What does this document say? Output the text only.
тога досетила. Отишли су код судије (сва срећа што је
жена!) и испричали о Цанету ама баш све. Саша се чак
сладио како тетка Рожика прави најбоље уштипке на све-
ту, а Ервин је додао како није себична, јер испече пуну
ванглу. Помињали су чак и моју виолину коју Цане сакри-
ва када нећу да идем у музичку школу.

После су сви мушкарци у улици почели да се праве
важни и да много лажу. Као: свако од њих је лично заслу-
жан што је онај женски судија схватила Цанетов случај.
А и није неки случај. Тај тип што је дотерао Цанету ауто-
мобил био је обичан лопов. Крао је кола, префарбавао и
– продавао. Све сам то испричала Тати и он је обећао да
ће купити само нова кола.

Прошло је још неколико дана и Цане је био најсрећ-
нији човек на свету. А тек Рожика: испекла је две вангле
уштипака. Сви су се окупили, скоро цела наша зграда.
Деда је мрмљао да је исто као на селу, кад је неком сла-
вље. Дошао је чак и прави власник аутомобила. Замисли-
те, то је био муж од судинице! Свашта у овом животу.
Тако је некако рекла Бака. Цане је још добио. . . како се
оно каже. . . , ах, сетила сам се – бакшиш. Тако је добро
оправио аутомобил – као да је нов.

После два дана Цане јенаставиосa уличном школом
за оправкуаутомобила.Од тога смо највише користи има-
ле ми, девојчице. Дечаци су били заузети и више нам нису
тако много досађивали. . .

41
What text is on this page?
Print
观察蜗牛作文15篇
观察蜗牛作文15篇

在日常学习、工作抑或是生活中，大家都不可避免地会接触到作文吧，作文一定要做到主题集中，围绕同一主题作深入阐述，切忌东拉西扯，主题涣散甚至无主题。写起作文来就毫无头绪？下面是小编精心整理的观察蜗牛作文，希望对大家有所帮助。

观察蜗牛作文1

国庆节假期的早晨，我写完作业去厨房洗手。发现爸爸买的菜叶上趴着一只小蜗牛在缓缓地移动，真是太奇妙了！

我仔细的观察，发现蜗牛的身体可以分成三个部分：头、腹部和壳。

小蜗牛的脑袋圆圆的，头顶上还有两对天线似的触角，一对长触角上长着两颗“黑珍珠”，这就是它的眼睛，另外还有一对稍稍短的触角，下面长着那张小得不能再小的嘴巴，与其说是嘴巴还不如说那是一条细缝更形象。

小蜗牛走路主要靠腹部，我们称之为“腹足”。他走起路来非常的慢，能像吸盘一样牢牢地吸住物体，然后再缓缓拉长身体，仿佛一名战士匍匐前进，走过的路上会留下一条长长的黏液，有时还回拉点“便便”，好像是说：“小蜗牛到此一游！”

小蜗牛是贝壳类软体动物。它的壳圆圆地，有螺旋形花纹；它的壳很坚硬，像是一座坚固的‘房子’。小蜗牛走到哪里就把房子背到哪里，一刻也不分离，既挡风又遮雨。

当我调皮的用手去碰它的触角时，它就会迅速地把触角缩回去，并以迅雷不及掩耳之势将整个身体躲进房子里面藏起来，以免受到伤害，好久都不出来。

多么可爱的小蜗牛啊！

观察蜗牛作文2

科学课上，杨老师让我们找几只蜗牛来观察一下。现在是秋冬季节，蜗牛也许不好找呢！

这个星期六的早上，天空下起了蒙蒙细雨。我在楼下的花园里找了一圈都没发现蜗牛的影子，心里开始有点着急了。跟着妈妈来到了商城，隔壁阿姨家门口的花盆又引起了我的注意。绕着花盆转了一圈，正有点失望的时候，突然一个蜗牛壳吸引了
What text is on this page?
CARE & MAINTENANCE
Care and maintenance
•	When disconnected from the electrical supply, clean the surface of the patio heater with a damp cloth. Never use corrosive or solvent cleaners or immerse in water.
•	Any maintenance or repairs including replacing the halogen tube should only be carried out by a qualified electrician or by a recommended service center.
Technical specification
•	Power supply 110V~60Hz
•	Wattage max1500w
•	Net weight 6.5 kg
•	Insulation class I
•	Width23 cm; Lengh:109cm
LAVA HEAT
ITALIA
● ● ● ●
* **OBJECTIVE**: Gather each line of the records holding the string "тога".

* **FINISHED TASK**:
тога досетила. Отишли су код судије (сва срећа што је
за оправкуаутомобила.Од тога смо највише користи има-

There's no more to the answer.